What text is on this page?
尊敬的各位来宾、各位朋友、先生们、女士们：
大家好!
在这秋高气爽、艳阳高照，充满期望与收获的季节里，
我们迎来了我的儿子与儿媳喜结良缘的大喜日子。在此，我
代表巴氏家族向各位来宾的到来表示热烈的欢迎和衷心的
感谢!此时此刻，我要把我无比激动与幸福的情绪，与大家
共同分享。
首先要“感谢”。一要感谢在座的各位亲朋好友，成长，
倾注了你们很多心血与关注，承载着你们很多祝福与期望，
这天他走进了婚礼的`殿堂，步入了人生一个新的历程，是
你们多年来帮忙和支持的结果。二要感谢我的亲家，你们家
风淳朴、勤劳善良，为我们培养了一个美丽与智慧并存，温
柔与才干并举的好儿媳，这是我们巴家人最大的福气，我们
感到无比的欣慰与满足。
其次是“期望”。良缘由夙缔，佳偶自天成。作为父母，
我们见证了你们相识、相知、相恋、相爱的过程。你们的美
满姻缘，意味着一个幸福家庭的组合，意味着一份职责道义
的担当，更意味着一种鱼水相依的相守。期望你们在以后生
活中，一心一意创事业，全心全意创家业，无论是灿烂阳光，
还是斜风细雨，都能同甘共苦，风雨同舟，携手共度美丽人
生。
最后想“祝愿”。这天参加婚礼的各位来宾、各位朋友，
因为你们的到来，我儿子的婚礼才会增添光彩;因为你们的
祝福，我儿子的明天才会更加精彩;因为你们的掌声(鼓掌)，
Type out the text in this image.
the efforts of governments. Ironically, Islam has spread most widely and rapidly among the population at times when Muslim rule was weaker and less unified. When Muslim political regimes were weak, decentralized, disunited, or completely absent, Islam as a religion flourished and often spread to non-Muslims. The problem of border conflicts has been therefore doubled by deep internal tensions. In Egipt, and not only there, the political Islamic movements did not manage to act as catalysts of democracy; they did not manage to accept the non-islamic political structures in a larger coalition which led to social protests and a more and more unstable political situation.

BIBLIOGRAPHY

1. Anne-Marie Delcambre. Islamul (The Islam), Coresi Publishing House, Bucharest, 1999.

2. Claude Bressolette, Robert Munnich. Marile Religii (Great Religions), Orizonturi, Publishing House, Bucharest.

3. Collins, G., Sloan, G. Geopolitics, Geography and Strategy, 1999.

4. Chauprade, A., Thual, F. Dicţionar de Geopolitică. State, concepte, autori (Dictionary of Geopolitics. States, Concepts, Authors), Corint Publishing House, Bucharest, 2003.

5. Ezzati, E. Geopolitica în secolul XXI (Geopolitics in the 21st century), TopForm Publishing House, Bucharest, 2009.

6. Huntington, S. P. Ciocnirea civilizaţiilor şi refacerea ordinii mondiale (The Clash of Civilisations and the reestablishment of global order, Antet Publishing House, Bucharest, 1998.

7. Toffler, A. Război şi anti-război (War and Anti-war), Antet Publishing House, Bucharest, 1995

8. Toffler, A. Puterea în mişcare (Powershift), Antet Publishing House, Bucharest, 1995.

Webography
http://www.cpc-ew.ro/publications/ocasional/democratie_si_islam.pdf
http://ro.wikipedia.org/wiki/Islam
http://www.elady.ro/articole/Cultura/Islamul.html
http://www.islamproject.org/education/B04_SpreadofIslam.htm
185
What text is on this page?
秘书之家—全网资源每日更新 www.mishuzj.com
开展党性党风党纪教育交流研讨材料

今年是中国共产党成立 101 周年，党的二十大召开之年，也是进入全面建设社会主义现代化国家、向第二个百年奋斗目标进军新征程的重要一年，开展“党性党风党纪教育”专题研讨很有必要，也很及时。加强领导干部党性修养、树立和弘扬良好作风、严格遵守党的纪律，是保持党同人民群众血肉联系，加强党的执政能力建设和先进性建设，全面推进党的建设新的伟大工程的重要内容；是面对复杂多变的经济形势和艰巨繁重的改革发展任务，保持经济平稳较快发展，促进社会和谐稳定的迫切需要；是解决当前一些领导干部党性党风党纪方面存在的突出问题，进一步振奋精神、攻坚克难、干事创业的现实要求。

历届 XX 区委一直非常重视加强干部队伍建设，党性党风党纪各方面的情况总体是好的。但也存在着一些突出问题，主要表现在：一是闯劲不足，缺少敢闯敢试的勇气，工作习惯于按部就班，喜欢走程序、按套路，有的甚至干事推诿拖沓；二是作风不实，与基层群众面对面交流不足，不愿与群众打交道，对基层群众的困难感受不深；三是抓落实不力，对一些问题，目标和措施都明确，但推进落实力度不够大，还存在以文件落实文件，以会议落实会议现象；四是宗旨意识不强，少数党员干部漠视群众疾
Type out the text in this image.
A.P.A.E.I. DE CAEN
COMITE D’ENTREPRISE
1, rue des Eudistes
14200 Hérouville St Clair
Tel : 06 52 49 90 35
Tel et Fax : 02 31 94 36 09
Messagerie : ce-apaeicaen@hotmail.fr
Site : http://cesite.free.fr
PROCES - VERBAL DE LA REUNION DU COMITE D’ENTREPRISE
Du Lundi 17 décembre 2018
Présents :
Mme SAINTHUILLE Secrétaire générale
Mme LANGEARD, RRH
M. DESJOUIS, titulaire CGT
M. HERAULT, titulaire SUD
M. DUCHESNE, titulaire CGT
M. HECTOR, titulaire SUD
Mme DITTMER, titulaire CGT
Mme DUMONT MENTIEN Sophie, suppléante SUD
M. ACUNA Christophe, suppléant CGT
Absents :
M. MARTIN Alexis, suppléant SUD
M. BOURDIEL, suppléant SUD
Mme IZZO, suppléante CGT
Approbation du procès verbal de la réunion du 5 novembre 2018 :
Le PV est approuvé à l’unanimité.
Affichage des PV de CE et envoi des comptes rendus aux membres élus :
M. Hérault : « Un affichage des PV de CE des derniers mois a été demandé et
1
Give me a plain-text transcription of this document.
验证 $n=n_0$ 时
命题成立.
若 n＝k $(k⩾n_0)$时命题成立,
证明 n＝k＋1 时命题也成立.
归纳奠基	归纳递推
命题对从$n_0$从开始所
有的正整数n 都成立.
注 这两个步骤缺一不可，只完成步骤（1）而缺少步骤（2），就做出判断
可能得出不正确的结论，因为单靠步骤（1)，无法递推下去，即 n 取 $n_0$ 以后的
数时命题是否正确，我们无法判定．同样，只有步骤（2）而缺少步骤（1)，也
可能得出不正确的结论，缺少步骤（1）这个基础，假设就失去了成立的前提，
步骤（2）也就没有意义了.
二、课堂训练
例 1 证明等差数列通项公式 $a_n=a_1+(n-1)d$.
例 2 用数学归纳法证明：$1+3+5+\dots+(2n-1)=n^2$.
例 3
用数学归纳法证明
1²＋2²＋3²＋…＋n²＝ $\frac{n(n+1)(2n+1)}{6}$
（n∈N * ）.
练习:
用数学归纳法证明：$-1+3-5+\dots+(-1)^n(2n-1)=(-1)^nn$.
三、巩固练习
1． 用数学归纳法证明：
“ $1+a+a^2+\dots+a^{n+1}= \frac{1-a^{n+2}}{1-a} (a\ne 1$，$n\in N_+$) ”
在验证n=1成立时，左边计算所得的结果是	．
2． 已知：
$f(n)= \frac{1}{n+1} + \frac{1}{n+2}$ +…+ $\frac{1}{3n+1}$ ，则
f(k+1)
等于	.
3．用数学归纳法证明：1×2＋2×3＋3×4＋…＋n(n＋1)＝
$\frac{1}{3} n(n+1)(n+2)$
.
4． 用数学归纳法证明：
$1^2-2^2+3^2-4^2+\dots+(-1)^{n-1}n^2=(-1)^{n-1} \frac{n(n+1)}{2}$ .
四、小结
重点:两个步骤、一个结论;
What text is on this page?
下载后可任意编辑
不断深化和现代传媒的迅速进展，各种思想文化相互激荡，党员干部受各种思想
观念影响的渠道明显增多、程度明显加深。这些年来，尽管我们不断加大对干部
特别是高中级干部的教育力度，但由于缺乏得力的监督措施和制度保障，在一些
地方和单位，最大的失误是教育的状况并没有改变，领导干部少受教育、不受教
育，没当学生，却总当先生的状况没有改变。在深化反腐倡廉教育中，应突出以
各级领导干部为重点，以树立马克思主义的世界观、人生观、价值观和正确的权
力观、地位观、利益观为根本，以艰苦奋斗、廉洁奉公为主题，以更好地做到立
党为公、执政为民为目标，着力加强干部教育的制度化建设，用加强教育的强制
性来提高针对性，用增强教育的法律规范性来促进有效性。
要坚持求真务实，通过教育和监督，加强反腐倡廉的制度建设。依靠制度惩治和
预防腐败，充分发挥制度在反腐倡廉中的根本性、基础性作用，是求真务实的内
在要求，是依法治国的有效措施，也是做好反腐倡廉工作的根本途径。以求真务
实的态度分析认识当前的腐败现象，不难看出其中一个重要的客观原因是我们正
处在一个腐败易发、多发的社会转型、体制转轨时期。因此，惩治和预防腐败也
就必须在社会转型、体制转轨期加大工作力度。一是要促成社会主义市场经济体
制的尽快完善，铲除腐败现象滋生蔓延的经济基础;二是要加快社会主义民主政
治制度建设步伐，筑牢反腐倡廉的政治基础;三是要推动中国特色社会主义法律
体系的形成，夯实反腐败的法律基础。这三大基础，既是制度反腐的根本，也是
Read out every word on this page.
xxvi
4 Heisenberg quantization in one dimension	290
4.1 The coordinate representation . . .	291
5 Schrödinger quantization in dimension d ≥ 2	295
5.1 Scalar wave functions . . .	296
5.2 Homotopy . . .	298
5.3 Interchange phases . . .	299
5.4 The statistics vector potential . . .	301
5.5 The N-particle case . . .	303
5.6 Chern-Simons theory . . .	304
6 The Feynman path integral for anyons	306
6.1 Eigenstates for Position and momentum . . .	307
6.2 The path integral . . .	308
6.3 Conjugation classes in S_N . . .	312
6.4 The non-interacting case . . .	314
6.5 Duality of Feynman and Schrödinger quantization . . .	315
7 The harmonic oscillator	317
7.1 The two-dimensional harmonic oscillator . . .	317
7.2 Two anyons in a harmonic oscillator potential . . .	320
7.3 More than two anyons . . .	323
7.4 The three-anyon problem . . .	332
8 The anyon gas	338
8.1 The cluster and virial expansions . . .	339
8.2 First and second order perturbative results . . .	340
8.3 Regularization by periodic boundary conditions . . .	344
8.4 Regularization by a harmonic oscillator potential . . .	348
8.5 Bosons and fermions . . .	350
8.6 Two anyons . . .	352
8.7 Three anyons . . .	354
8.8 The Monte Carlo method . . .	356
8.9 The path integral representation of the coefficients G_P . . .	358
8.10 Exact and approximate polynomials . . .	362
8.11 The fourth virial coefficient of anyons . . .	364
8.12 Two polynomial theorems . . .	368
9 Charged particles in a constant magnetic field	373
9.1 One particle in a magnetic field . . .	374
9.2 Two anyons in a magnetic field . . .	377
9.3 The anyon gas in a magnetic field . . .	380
_ _ _ _ _ _ _
◆ Task objective ◆
Check each line of the entries above, and show every one holding the word "Schrödinger".

◆ Exercise response ◆
5 Schrödinger quantization in dimension d ≥ 2	295
6.5 Duality of Feynman and Schrödinger quantization . . .	315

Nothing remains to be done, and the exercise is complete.